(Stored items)
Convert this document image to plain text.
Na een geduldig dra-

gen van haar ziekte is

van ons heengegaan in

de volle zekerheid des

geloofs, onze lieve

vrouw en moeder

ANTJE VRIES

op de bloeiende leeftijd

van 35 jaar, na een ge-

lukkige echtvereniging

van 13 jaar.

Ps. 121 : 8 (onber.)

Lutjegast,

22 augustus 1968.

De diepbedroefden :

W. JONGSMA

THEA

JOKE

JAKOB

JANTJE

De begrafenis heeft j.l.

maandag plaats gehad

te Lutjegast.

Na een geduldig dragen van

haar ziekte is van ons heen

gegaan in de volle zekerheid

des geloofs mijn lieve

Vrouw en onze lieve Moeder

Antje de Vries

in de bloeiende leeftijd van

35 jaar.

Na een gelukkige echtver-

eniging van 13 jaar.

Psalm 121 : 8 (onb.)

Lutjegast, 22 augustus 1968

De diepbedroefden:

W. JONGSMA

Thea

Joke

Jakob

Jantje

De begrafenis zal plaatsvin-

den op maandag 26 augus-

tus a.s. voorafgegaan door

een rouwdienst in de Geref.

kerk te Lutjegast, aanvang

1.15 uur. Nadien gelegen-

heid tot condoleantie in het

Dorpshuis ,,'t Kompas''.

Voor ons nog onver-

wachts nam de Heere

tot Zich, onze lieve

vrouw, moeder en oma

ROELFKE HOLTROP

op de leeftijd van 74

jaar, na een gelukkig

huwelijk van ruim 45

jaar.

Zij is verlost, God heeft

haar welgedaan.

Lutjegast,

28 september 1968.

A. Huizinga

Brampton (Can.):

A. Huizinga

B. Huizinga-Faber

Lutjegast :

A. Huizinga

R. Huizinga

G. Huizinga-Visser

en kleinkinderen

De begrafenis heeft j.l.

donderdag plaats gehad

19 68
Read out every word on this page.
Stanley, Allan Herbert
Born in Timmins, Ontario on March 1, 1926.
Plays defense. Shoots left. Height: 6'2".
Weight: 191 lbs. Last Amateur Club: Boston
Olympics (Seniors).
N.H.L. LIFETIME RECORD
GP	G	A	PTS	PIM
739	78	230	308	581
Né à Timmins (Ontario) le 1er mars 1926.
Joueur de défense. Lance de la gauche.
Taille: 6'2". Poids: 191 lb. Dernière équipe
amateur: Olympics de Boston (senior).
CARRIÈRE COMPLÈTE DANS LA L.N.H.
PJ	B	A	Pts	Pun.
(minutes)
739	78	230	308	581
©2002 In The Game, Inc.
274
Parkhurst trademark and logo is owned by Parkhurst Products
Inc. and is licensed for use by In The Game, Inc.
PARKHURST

==

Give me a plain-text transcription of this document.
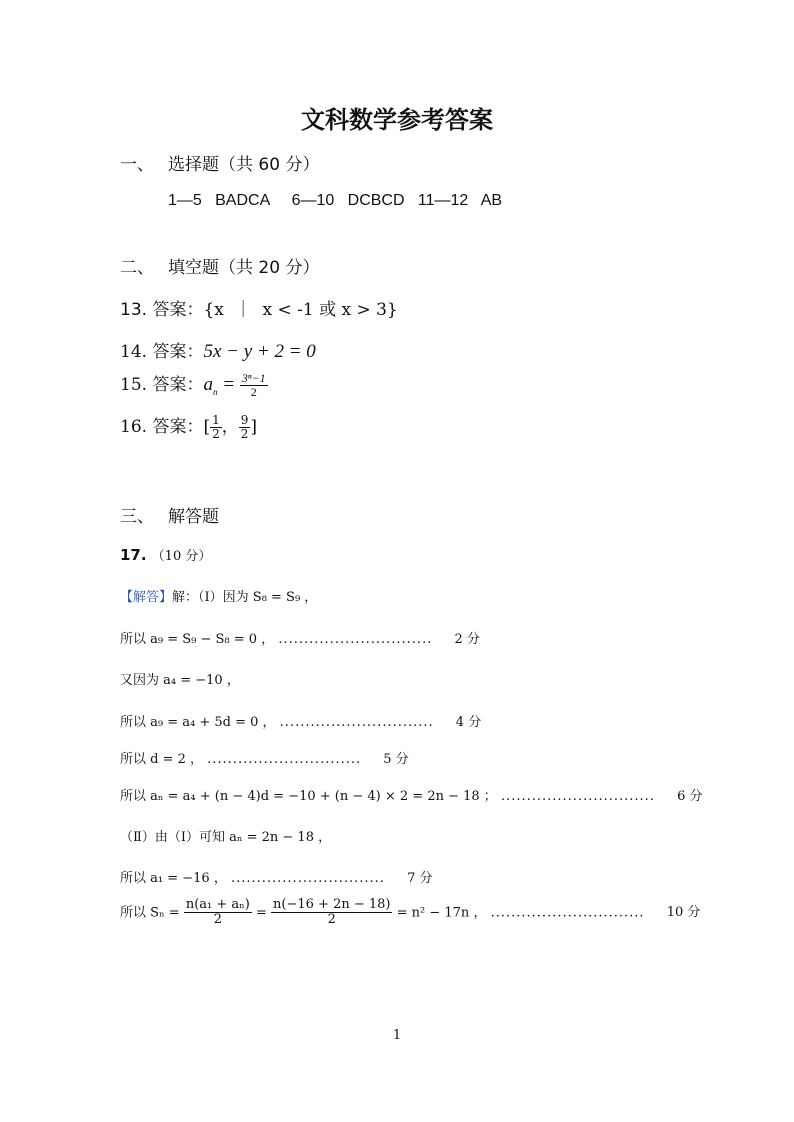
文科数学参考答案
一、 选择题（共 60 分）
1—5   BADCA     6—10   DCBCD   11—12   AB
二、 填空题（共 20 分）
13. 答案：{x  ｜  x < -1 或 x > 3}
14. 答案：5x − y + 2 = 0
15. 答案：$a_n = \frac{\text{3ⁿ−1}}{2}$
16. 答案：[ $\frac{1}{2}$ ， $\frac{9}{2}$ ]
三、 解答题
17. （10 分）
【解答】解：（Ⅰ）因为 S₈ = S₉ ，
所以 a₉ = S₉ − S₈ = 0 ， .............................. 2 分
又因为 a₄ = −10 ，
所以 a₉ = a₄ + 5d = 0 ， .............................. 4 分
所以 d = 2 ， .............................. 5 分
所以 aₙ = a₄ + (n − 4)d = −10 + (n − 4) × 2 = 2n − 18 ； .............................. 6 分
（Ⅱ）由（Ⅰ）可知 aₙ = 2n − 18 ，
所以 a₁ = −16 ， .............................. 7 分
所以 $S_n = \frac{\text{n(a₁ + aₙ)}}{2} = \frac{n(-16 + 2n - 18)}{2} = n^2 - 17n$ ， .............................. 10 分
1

Exercise: Tally the lines of the listing that include "leeftijd". Reply with nothing but the count.

Exercise response: 3